● Supplied entries:

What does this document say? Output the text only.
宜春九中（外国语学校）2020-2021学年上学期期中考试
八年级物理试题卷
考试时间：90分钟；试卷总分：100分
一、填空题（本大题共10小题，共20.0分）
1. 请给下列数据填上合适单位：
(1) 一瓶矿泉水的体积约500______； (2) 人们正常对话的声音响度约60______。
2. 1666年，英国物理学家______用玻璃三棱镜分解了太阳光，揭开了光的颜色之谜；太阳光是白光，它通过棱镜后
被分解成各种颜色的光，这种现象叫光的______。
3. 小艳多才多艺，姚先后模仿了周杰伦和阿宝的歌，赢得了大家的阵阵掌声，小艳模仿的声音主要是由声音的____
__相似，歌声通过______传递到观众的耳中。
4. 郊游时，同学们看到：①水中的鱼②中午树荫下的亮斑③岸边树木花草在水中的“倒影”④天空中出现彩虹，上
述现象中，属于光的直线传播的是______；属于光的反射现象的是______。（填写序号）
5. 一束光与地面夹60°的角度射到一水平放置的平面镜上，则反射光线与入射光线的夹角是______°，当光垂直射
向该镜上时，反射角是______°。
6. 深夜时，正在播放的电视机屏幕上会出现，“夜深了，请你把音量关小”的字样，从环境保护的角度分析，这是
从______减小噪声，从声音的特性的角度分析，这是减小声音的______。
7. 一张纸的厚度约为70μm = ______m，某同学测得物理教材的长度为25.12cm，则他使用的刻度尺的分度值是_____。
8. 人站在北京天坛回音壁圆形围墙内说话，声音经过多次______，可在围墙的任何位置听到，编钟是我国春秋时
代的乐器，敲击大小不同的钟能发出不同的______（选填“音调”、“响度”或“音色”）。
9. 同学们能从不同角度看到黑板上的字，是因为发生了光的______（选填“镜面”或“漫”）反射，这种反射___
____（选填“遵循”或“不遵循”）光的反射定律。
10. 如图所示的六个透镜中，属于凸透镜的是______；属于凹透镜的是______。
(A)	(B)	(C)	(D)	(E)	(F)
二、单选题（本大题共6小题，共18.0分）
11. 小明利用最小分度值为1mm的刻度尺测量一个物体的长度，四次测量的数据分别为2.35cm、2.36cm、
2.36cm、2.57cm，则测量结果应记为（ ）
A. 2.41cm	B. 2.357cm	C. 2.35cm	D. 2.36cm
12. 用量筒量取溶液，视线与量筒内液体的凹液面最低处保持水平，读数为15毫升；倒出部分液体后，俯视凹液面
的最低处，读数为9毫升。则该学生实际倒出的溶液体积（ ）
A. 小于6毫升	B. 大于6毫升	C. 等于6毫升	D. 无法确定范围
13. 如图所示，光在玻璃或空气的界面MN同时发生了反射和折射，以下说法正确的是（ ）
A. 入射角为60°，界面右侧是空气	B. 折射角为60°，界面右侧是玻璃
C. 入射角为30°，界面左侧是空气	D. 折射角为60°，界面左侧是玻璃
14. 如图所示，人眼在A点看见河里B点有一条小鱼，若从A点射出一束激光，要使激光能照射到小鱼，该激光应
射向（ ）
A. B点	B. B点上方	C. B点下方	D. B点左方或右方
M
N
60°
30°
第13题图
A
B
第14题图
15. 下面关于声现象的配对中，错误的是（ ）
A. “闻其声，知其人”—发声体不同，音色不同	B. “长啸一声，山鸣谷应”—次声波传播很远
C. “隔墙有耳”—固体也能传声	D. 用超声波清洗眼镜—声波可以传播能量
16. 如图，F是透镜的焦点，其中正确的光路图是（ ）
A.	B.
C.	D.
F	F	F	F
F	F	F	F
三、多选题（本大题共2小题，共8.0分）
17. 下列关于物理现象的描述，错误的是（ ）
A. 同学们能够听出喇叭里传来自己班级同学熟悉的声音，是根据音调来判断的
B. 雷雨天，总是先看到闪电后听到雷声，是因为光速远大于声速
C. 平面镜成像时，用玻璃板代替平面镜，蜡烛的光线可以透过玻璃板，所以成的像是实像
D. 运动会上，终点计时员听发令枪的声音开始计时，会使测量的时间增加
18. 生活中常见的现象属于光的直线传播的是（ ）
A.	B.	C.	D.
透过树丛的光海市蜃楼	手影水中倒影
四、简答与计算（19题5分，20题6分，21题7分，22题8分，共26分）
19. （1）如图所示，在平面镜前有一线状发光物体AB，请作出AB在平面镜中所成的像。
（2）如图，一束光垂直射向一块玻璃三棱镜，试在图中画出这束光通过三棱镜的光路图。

● What you are asked to do: Looking at the records above, tally the lines holding "错误的是" and reply with that number only.

● Reply to the exercise: 2